GOAL | Copy out the lines that include the word "панда".
* START LISTING *
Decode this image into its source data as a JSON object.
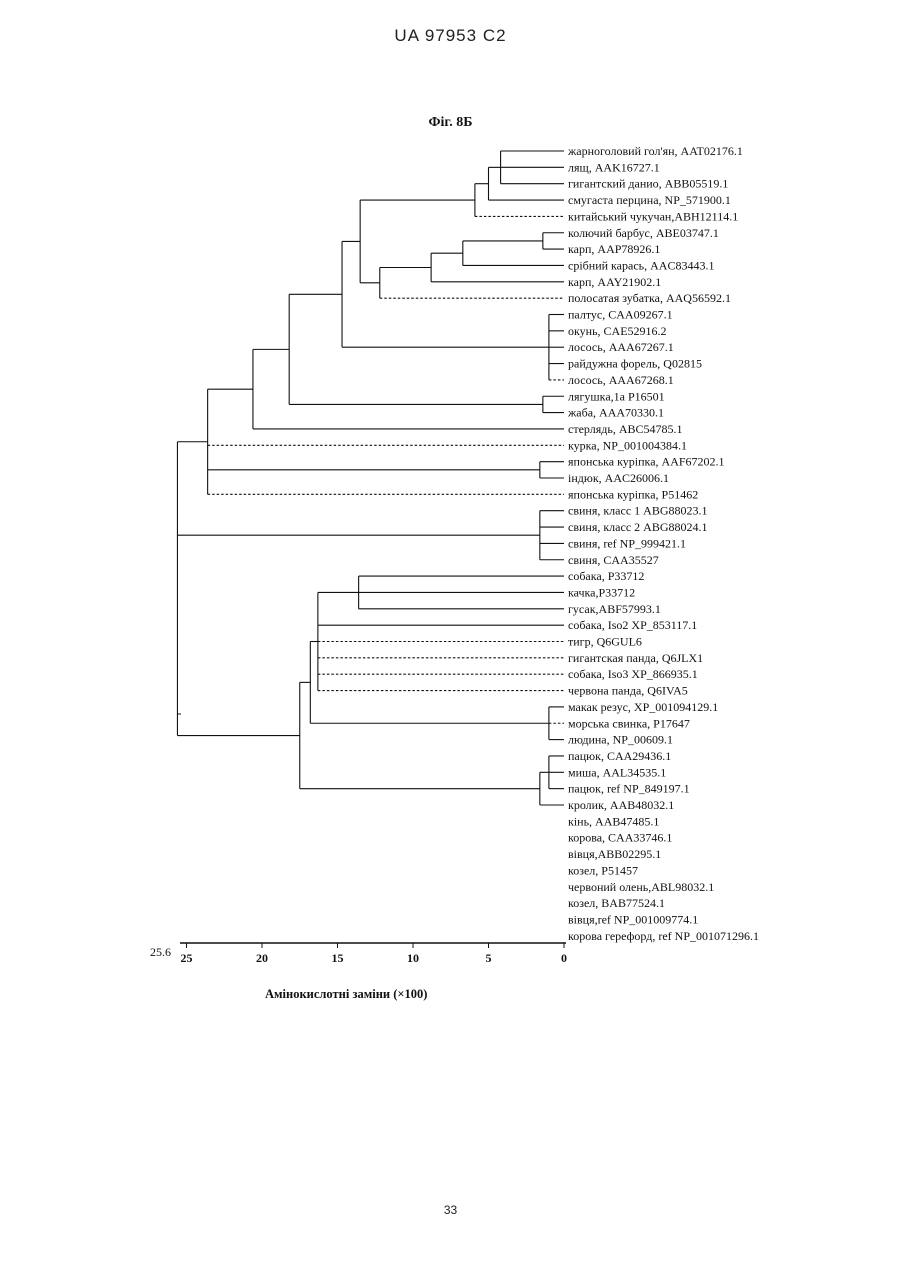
{
  "header": "UA   97953   C2",
  "figure": {
    "title": "Фіг. 8Б",
    "xlabel": "Амінокислотні заміни (×100)",
    "scale_label": "25.6",
    "ticks": [
      "25",
      "20",
      "15",
      "10",
      "5",
      "0"
    ]
  },
  "page_number": "33",
  "tree": {
    "leaves": [
      "жарноголовий гол'ян, AAT02176.1",
      "лящ, AAK16727.1",
      "гигантский данио, ABB05519.1",
      "смугаста перцина,  NP_571900.1",
      "китайський чукучан,ABH12114.1",
      "колючий барбус, ABE03747.1",
      "карп, AAP78926.1",
      "срібний карась,    AAC83443.1",
      "карп, AAY21902.1",
      "полосатая зубатка, AAQ56592.1",
      "палтус, CAA09267.1",
      "окунь, CAE52916.2",
      "лосось, AAA67267.1",
      "райдужна форель, Q02815",
      "лосось, AAA67268.1",
      "лягушка,1a P16501",
      "жаба,    AAA70330.1",
      "стерлядь, ABC54785.1",
      "курка,  NP_001004384.1",
      "японська куріпка,   AAF67202.1",
      "індюк,   AAC26006.1",
      "японська куріпка,    P51462",
      "свиня,  класс 1 ABG88023.1",
      "свиня,  класс 2 ABG88024.1",
      "свиня,  ref NP_999421.1",
      "свиня,  CAA35527",
      "собака, P33712",
      "качка,P33712",
      "гусак,ABF57993.1",
      "собака, Iso2 XP_853117.1",
      "тигр, Q6GUL6",
      "гигантская панда, Q6JLX1",
      "собака, Iso3 XP_866935.1",
      "червона панда, Q6IVA5",
      "макак резус, XP_001094129.1",
      "морська свинка, P17647",
      "людина,  NP_00609.1",
      "пацюк, CAA29436.1",
      "миша, AAL34535.1",
      "пацюк, ref NP_849197.1",
      "кролик, AAB48032.1",
      "кінь,    AAB47485.1",
      "корова, CAA33746.1",
      "вівця,ABB02295.1",
      "козел, P51457",
      "червоний олень,ABL98032.1",
      "козел, BAB77524.1",
      "вівця,ref NP_001009774.1",
      "корова герефорд, ref NP_001071296.1"
    ],
    "clades": [
      {
        "height": 4.2,
        "children": [
          0,
          1,
          2
        ]
      },
      {
        "height": 5.0,
        "children": [
          "c0",
          3
        ]
      },
      {
        "height": 5.9,
        "children": [
          "c1",
          4
        ]
      },
      {
        "height": 1.4,
        "children": [
          5,
          6
        ]
      },
      {
        "height": 6.7,
        "children": [
          "c3",
          7
        ]
      },
      {
        "height": 8.8,
        "children": [
          "c4",
          8
        ]
      },
      {
        "height": 12.2,
        "children": [
          "c5",
          9
        ]
      },
      {
        "height": 13.5,
        "children": [
          "c2",
          "c6"
        ]
      },
      {
        "height": 1.0,
        "children": [
          10,
          11,
          12,
          13,
          14
        ]
      },
      {
        "height": 14.7,
        "children": [
          "c7",
          "c8"
        ]
      },
      {
        "height": 1.4,
        "children": [
          15,
          16
        ]
      },
      {
        "height": 18.2,
        "children": [
          "c9",
          "c10"
        ]
      },
      {
        "height": 20.6,
        "children": [
          "c11",
          17
        ]
      },
      {
        "height": 1.6,
        "children": [
          19,
          20
        ]
      },
      {
        "height": 23.6,
        "children": [
          "c12",
          18,
          "c13",
          21
        ]
      },
      {
        "height": 1.6,
        "children": [
          22,
          23,
          24,
          25
        ]
      },
      {
        "height": 13.6,
        "children": [
          26,
          27,
          28
        ]
      },
      {
        "height": 16.3,
        "children": [
          "c16",
          29,
          30,
          31,
          32,
          33
        ]
      },
      {
        "height": 1.0,
        "children": [
          34,
          35,
          36
        ]
      },
      {
        "height": 16.8,
        "children": [
          "c17",
          "c18"
        ]
      },
      {
        "height": 1.0,
        "children": [
          37,
          38,
          39
        ]
      },
      {
        "height": 1.6,
        "children": [
          "c20",
          40
        ]
      },
      {
        "height": 17.5,
        "children": [
          "c19",
          "c21"
        ]
      },
      {
        "height": 17.8,
        "children": [
          "c22",
          41,
          42,
          43,
          44,
          45,
          46,
          47,
          48
        ]
      },
      {
        "height": 25.6,
        "children": [
          "c14",
          "c15",
          "c22"
        ]
      }
    ],
    "root": "c24",
    "dashed_leaves": [
      4,
      9,
      14,
      18,
      21,
      30,
      31,
      32,
      33,
      35,
      41,
      42,
      43,
      44,
      45,
      46,
      47,
      48
    ]
  }
}
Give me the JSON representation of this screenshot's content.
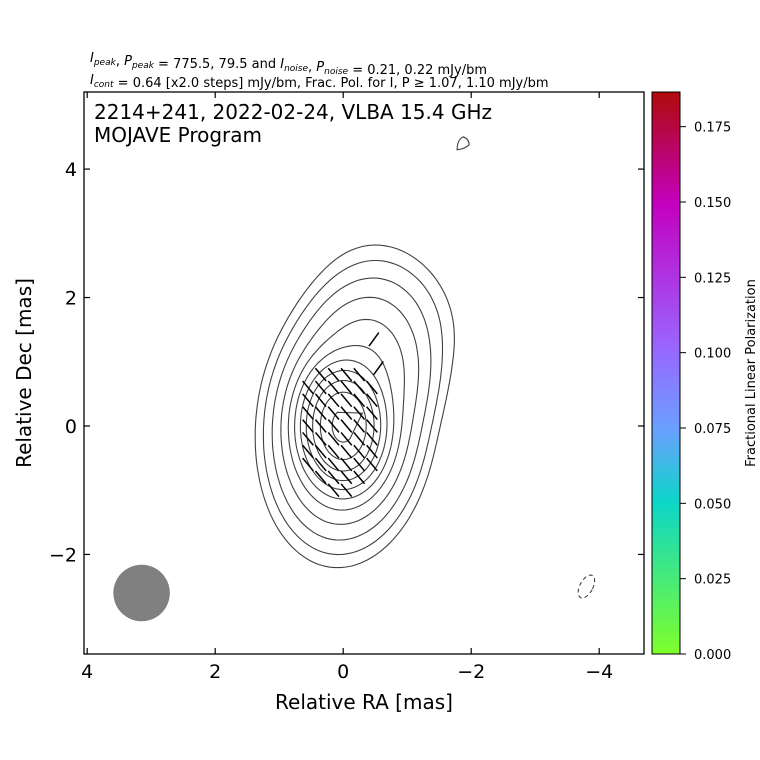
{
  "header": {
    "line1": "Ipeak, Ppeak = 775.5, 79.5 and Inoise, Pnoise = 0.21, 0.22 mJy/bm",
    "line2": "Icont = 0.64 [x2.0 steps] mJy/bm, Frac. Pol. for I, P ≥ 1.07, 1.10 mJy/bm"
  },
  "chart_data": {
    "type": "heatmap",
    "title_lines": [
      "2214+241, 2022-02-24, VLBA 15.4 GHz",
      "MOJAVE Program"
    ],
    "xlabel": "Relative RA [mas]",
    "ylabel": "Relative Dec [mas]",
    "xlim": [
      4.05,
      -4.7
    ],
    "ylim": [
      -3.55,
      5.2
    ],
    "xticks": [
      4,
      2,
      0,
      -2,
      -4
    ],
    "xtick_labels": [
      "4",
      "2",
      "0",
      "−2",
      "−4"
    ],
    "yticks": [
      -2,
      0,
      2,
      4
    ],
    "ytick_labels": [
      "−2",
      "0",
      "2",
      "4"
    ],
    "colorbar": {
      "label": "Fractional Linear Polarization",
      "range": [
        0.0,
        0.1865
      ],
      "ticks": [
        0.0,
        0.025,
        0.05,
        0.075,
        0.1,
        0.125,
        0.15,
        0.175
      ],
      "tick_labels": [
        "0.000",
        "0.025",
        "0.050",
        "0.075",
        "0.100",
        "0.125",
        "0.150",
        "0.175"
      ],
      "colors": [
        "#7fff2a",
        "#0dd6c8",
        "#6aa0ff",
        "#9a64ff",
        "#c400c0",
        "#b00a0a"
      ]
    },
    "beam": {
      "x": 3.15,
      "y": -2.6,
      "major_mas": 0.88,
      "minor_mas": 0.56,
      "pa_deg": 6
    },
    "contours": {
      "base_mJy": 0.64,
      "step_factor": 2.0,
      "levels": 11,
      "core": {
        "x": 0.0,
        "y": 0.0
      },
      "jet_knot": {
        "x": -0.5,
        "y": 1.1
      },
      "isolated_positive": {
        "x": -1.9,
        "y": 4.4
      },
      "negative": {
        "x": -3.8,
        "y": -2.5
      }
    },
    "polarization": {
      "core_center": {
        "x": 0.05,
        "y": -0.05
      },
      "knot_center": {
        "x": -0.5,
        "y": 1.25
      },
      "vector_angle_deg": 40
    }
  }
}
* END LISTING *
OUTPUT OF THE EXERCISE |
      "гигантская панда, Q6JLX1",
      "червона панда, Q6IVA5",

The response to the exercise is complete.